• _What to work on_
Your task is to print the material below exactly as presented.

[start]

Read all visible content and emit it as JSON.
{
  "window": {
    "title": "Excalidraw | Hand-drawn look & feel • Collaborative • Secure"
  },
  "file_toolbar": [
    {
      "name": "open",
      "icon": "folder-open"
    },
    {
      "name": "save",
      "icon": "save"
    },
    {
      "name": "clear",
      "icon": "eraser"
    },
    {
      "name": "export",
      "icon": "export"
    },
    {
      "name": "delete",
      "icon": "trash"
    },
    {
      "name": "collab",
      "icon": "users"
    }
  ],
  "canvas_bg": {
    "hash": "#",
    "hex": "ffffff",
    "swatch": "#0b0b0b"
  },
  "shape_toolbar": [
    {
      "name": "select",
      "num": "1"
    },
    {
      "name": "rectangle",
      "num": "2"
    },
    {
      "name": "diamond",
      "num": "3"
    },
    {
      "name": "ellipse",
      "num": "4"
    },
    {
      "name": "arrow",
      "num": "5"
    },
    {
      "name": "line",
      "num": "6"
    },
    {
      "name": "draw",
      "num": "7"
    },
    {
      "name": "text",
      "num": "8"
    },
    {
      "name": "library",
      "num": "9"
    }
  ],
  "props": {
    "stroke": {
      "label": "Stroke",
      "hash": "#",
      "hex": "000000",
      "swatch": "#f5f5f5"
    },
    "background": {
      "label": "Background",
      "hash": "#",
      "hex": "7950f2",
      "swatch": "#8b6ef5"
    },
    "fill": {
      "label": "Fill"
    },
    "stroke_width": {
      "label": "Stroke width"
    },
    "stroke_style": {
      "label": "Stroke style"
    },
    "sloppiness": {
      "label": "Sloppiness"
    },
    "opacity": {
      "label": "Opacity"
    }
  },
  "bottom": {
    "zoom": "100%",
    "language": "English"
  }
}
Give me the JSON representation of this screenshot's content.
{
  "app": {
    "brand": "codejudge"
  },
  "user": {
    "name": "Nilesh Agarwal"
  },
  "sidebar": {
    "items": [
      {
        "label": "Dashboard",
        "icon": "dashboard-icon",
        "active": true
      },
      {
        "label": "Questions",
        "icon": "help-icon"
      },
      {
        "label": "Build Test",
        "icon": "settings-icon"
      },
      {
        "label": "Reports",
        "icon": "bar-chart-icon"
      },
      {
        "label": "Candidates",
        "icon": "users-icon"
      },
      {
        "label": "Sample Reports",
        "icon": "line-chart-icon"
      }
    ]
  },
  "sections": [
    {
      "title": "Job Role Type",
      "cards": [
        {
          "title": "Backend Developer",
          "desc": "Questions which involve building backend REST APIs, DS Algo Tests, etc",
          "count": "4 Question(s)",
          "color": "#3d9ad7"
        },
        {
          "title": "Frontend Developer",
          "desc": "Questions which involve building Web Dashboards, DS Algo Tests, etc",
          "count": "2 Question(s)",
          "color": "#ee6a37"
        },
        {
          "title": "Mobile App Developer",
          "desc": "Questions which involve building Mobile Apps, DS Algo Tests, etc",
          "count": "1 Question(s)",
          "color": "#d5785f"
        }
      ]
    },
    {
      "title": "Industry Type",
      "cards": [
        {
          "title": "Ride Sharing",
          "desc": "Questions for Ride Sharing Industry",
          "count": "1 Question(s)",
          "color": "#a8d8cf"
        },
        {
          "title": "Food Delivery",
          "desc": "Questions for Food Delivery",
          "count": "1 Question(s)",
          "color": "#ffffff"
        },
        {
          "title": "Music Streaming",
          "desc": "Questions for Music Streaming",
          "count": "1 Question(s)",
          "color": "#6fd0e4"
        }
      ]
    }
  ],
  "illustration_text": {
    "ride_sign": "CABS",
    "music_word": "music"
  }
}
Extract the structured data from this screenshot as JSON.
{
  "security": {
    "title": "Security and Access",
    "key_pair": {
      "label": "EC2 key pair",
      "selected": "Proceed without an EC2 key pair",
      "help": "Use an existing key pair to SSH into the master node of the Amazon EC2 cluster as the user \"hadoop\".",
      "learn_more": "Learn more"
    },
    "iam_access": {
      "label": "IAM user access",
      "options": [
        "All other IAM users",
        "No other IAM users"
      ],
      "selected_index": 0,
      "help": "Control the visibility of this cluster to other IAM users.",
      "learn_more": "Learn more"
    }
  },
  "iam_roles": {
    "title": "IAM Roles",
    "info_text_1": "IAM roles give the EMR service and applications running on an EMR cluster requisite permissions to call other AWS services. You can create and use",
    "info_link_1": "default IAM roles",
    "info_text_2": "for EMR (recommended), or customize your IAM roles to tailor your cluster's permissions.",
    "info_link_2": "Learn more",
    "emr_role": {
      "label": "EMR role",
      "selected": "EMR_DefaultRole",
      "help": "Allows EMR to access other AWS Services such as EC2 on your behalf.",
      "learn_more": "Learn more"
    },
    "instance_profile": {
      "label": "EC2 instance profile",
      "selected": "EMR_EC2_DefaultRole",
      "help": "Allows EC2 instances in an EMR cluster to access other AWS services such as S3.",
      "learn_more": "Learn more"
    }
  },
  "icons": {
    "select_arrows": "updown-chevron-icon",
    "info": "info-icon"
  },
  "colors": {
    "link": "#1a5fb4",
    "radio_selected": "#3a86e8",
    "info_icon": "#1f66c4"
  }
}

[end]

• _Task answer_
Read all visible content and emit it as JSON.
{
  "window": {
    "title": "Excalidraw | Hand-drawn look & feel • Collaborative • Secure"
  },
  "file_toolbar": [
    {
      "name": "open",
      "icon": "folder-open"
    },
    {
      "name": "save",
      "icon": "save"
    },
    {
      "name": "clear",
      "icon": "eraser"
    },
    {
      "name": "export",
      "icon": "export"
    },
    {
      "name": "delete",
      "icon": "trash"
    },
    {
      "name": "collab",
      "icon": "users"
    }
  ],
  "canvas_bg": {
    "hash": "#",
    "hex": "ffffff",
    "swatch": "#0b0b0b"
  },
  "shape_toolbar": [
    {
      "name": "select",
      "num": "1"
    },
    {
      "name": "rectangle",
      "num": "2"
    },
    {
      "name": "diamond",
      "num": "3"
    },
    {
      "name": "ellipse",
      "num": "4"
    },
    {
      "name": "arrow",
      "num": "5"
    },
    {
      "name": "line",
      "num": "6"
    },
    {
      "name": "draw",
      "num": "7"
    },
    {
      "name": "text",
      "num": "8"
    },
    {
      "name": "library",
      "num": "9"
    }
  ],
  "props": {
    "stroke": {
      "label": "Stroke",
      "hash": "#",
      "hex": "000000",
      "swatch": "#f5f5f5"
    },
    "background": {
      "label": "Background",
      "hash": "#",
      "hex": "7950f2",
      "swatch": "#8b6ef5"
    },
    "fill": {
      "label": "Fill"
    },
    "stroke_width": {
      "label": "Stroke width"
    },
    "stroke_style": {
      "label": "Stroke style"
    },
    "sloppiness": {
      "label": "Sloppiness"
    },
    "opacity": {
      "label": "Opacity"
    }
  },
  "bottom": {
    "zoom": "100%",
    "language": "English"
  }
}
Give me the JSON representation of this screenshot's content.
{
  "app": {
    "brand": "codejudge"
  },
  "user": {
    "name": "Nilesh Agarwal"
  },
  "sidebar": {
    "items": [
      {
        "label": "Dashboard",
        "icon": "dashboard-icon",
        "active": true
      },
      {
        "label": "Questions",
        "icon": "help-icon"
      },
      {
        "label": "Build Test",
        "icon": "settings-icon"
      },
      {
        "label": "Reports",
        "icon": "bar-chart-icon"
      },
      {
        "label": "Candidates",
        "icon": "users-icon"
      },
      {
        "label": "Sample Reports",
        "icon": "line-chart-icon"
      }
    ]
  },
  "sections": [
    {
      "title": "Job Role Type",
      "cards": [
        {
          "title": "Backend Developer",
          "desc": "Questions which involve building backend REST APIs, DS Algo Tests, etc",
          "count": "4 Question(s)",
          "color": "#3d9ad7"
        },
        {
          "title": "Frontend Developer",
          "desc": "Questions which involve building Web Dashboards, DS Algo Tests, etc",
          "count": "2 Question(s)",
          "color": "#ee6a37"
        },
        {
          "title": "Mobile App Developer",
          "desc": "Questions which involve building Mobile Apps, DS Algo Tests, etc",
          "count": "1 Question(s)",
          "color": "#d5785f"
        }
      ]
    },
    {
      "title": "Industry Type",
      "cards": [
        {
          "title": "Ride Sharing",
          "desc": "Questions for Ride Sharing Industry",
          "count": "1 Question(s)",
          "color": "#a8d8cf"
        },
        {
          "title": "Food Delivery",
          "desc": "Questions for Food Delivery",
          "count": "1 Question(s)",
          "color": "#ffffff"
        },
        {
          "title": "Music Streaming",
          "desc": "Questions for Music Streaming",
          "count": "1 Question(s)",
          "color": "#6fd0e4"
        }
      ]
    }
  ],
  "illustration_text": {
    "ride_sign": "CABS",
    "music_word": "music"
  }
}
Extract the structured data from this screenshot as JSON.
{
  "security": {
    "title": "Security and Access",
    "key_pair": {
      "label": "EC2 key pair",
      "selected": "Proceed without an EC2 key pair",
      "help": "Use an existing key pair to SSH into the master node of the Amazon EC2 cluster as the user \"hadoop\".",
      "learn_more": "Learn more"
    },
    "iam_access": {
      "label": "IAM user access",
      "options": [
        "All other IAM users",
        "No other IAM users"
      ],
      "selected_index": 0,
      "help": "Control the visibility of this cluster to other IAM users.",
      "learn_more": "Learn more"
    }
  },
  "iam_roles": {
    "title": "IAM Roles",
    "info_text_1": "IAM roles give the EMR service and applications running on an EMR cluster requisite permissions to call other AWS services. You can create and use",
    "info_link_1": "default IAM roles",
    "info_text_2": "for EMR (recommended), or customize your IAM roles to tailor your cluster's permissions.",
    "info_link_2": "Learn more",
    "emr_role": {
      "label": "EMR role",
      "selected": "EMR_DefaultRole",
      "help": "Allows EMR to access other AWS Services such as EC2 on your behalf.",
      "learn_more": "Learn more"
    },
    "instance_profile": {
      "label": "EC2 instance profile",
      "selected": "EMR_EC2_DefaultRole",
      "help": "Allows EC2 instances in an EMR cluster to access other AWS services such as S3.",
      "learn_more": "Learn more"
    }
  },
  "icons": {
    "select_arrows": "updown-chevron-icon",
    "info": "info-icon"
  },
  "colors": {
    "link": "#1a5fb4",
    "radio_selected": "#3a86e8",
    "info_icon": "#1f66c4"
  }
}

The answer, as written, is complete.